- **TASK TO COMPLETE**
What follows is a set of entries. Repeat them exactly, but not their pictures.

Lines of data
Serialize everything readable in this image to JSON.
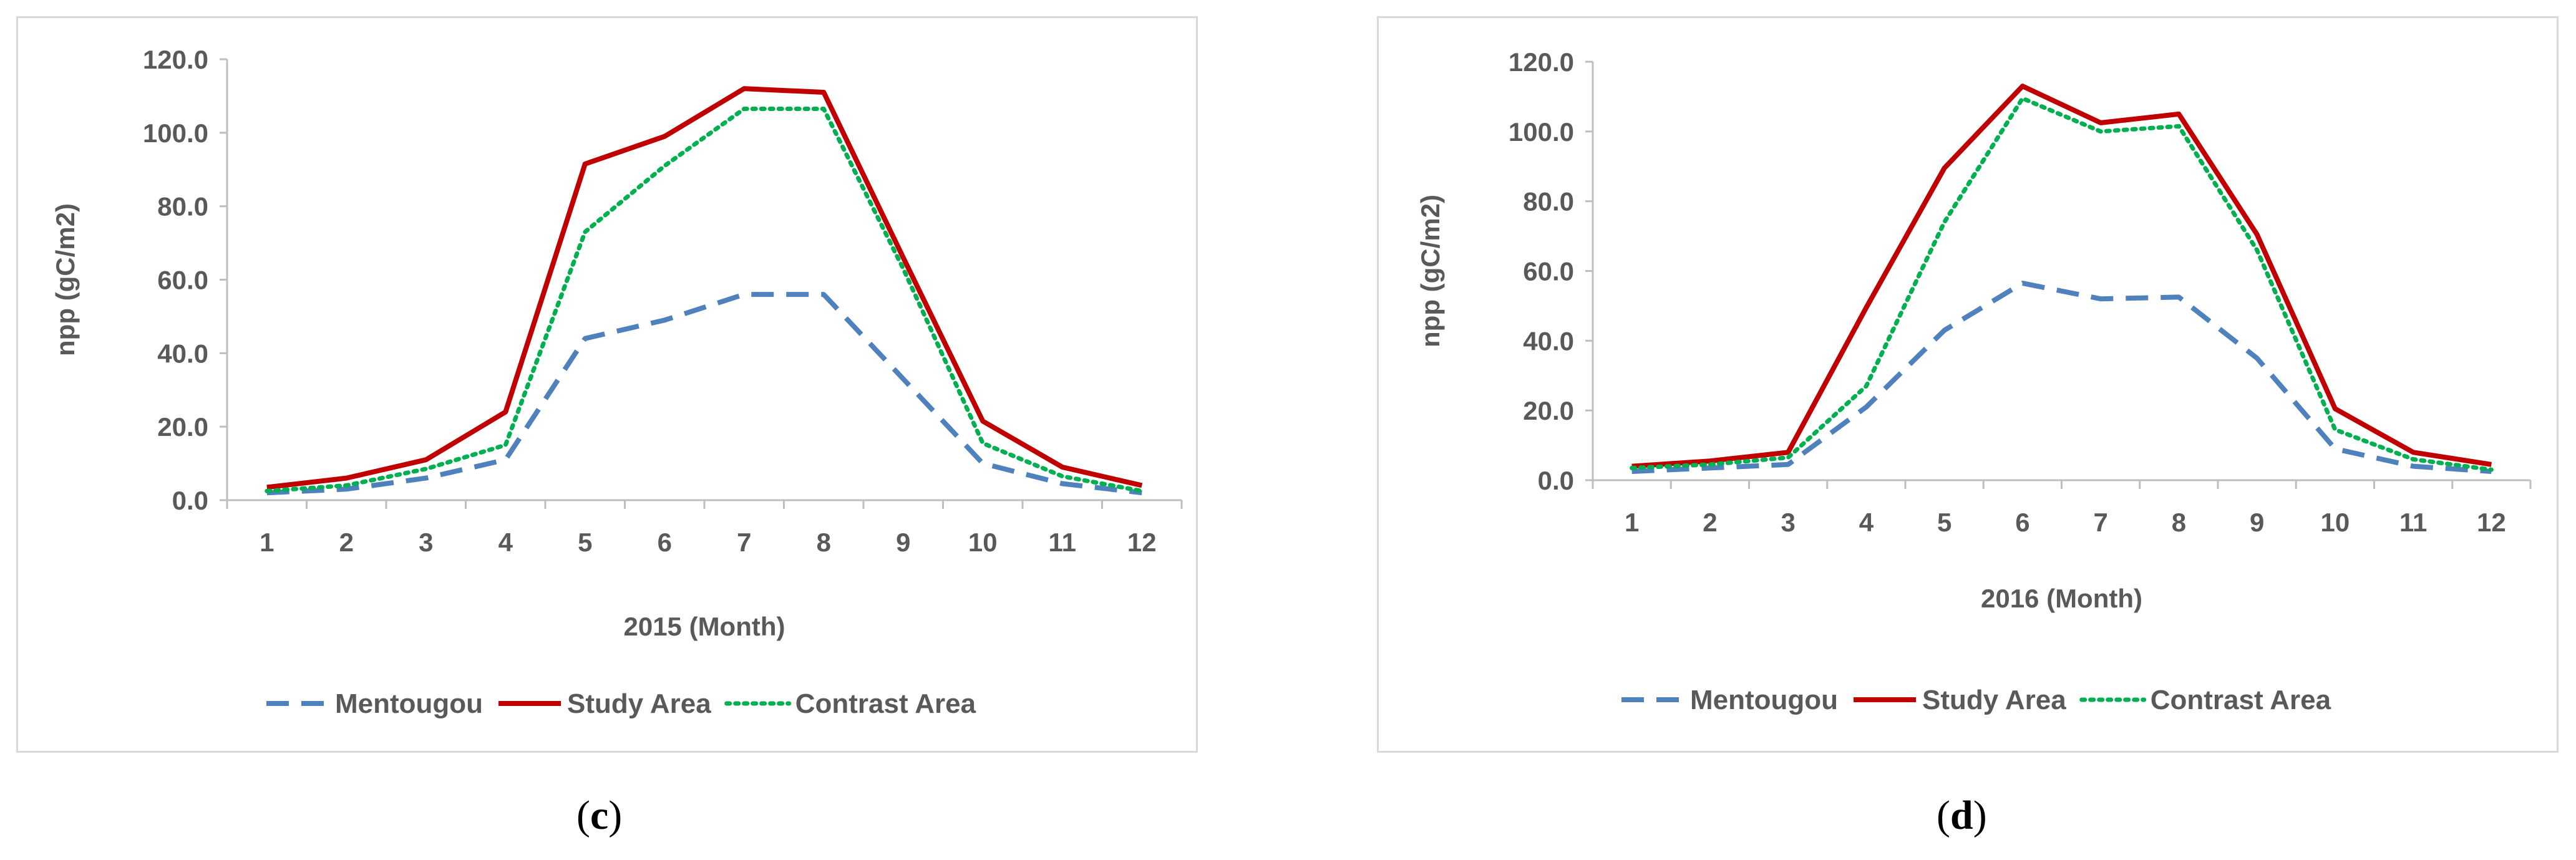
{
  "chart_data": [
    {
      "type": "line",
      "panel_label": "c",
      "title": "",
      "xlabel": "2015 (Month)",
      "ylabel": "npp (gC/m2)",
      "categories": [
        "1",
        "2",
        "3",
        "4",
        "5",
        "6",
        "7",
        "8",
        "9",
        "10",
        "11",
        "12"
      ],
      "ylim": [
        0,
        120
      ],
      "yticks": [
        "0.0",
        "20.0",
        "40.0",
        "60.0",
        "80.0",
        "100.0",
        "120.0"
      ],
      "grid": false,
      "legend_position": "bottom",
      "series": [
        {
          "name": "Mentougou",
          "color": "#4f81bd",
          "style": "dashed",
          "values": [
            2.0,
            3.0,
            6.0,
            11.0,
            44.0,
            49.0,
            56.0,
            56.0,
            33.0,
            10.0,
            4.5,
            2.0
          ]
        },
        {
          "name": "Study Area",
          "color": "#c00000",
          "style": "solid",
          "values": [
            3.5,
            6.0,
            11.0,
            24.0,
            91.5,
            99.0,
            112.0,
            111.0,
            66.0,
            21.5,
            9.0,
            4.0
          ]
        },
        {
          "name": "Contrast Area",
          "color": "#00b050",
          "style": "dotted",
          "values": [
            2.5,
            4.0,
            8.5,
            15.0,
            73.0,
            91.0,
            106.5,
            106.5,
            63.0,
            15.5,
            6.5,
            2.5
          ]
        }
      ]
    },
    {
      "type": "line",
      "panel_label": "d",
      "title": "",
      "xlabel": "2016 (Month)",
      "ylabel": "npp (gC/m2)",
      "categories": [
        "1",
        "2",
        "3",
        "4",
        "5",
        "6",
        "7",
        "8",
        "9",
        "10",
        "11",
        "12"
      ],
      "ylim": [
        0,
        120
      ],
      "yticks": [
        "0.0",
        "20.0",
        "40.0",
        "60.0",
        "80.0",
        "100.0",
        "120.0"
      ],
      "grid": false,
      "legend_position": "bottom",
      "series": [
        {
          "name": "Mentougou",
          "color": "#4f81bd",
          "style": "dashed",
          "values": [
            2.5,
            3.5,
            4.5,
            21.0,
            43.0,
            56.5,
            52.0,
            52.5,
            35.0,
            9.0,
            4.0,
            2.5
          ]
        },
        {
          "name": "Study Area",
          "color": "#c00000",
          "style": "solid",
          "values": [
            4.0,
            5.5,
            8.0,
            49.5,
            89.5,
            113.0,
            102.5,
            105.0,
            70.5,
            20.5,
            8.0,
            4.5
          ]
        },
        {
          "name": "Contrast Area",
          "color": "#00b050",
          "style": "dotted",
          "values": [
            3.5,
            4.5,
            6.5,
            27.0,
            74.0,
            109.5,
            100.0,
            101.5,
            66.0,
            14.5,
            6.0,
            3.0
          ]
        }
      ]
    }
  ]
}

- **EXERCISE OUTPUT**
Serialize everything readable in this image to JSON.
{
  "chart_data": [
    {
      "type": "line",
      "panel_label": "c",
      "title": "",
      "xlabel": "2015 (Month)",
      "ylabel": "npp (gC/m2)",
      "categories": [
        "1",
        "2",
        "3",
        "4",
        "5",
        "6",
        "7",
        "8",
        "9",
        "10",
        "11",
        "12"
      ],
      "ylim": [
        0,
        120
      ],
      "yticks": [
        "0.0",
        "20.0",
        "40.0",
        "60.0",
        "80.0",
        "100.0",
        "120.0"
      ],
      "grid": false,
      "legend_position": "bottom",
      "series": [
        {
          "name": "Mentougou",
          "color": "#4f81bd",
          "style": "dashed",
          "values": [
            2.0,
            3.0,
            6.0,
            11.0,
            44.0,
            49.0,
            56.0,
            56.0,
            33.0,
            10.0,
            4.5,
            2.0
          ]
        },
        {
          "name": "Study Area",
          "color": "#c00000",
          "style": "solid",
          "values": [
            3.5,
            6.0,
            11.0,
            24.0,
            91.5,
            99.0,
            112.0,
            111.0,
            66.0,
            21.5,
            9.0,
            4.0
          ]
        },
        {
          "name": "Contrast Area",
          "color": "#00b050",
          "style": "dotted",
          "values": [
            2.5,
            4.0,
            8.5,
            15.0,
            73.0,
            91.0,
            106.5,
            106.5,
            63.0,
            15.5,
            6.5,
            2.5
          ]
        }
      ]
    },
    {
      "type": "line",
      "panel_label": "d",
      "title": "",
      "xlabel": "2016 (Month)",
      "ylabel": "npp (gC/m2)",
      "categories": [
        "1",
        "2",
        "3",
        "4",
        "5",
        "6",
        "7",
        "8",
        "9",
        "10",
        "11",
        "12"
      ],
      "ylim": [
        0,
        120
      ],
      "yticks": [
        "0.0",
        "20.0",
        "40.0",
        "60.0",
        "80.0",
        "100.0",
        "120.0"
      ],
      "grid": false,
      "legend_position": "bottom",
      "series": [
        {
          "name": "Mentougou",
          "color": "#4f81bd",
          "style": "dashed",
          "values": [
            2.5,
            3.5,
            4.5,
            21.0,
            43.0,
            56.5,
            52.0,
            52.5,
            35.0,
            9.0,
            4.0,
            2.5
          ]
        },
        {
          "name": "Study Area",
          "color": "#c00000",
          "style": "solid",
          "values": [
            4.0,
            5.5,
            8.0,
            49.5,
            89.5,
            113.0,
            102.5,
            105.0,
            70.5,
            20.5,
            8.0,
            4.5
          ]
        },
        {
          "name": "Contrast Area",
          "color": "#00b050",
          "style": "dotted",
          "values": [
            3.5,
            4.5,
            6.5,
            27.0,
            74.0,
            109.5,
            100.0,
            101.5,
            66.0,
            14.5,
            6.0,
            3.0
          ]
        }
      ]
    }
  ]
}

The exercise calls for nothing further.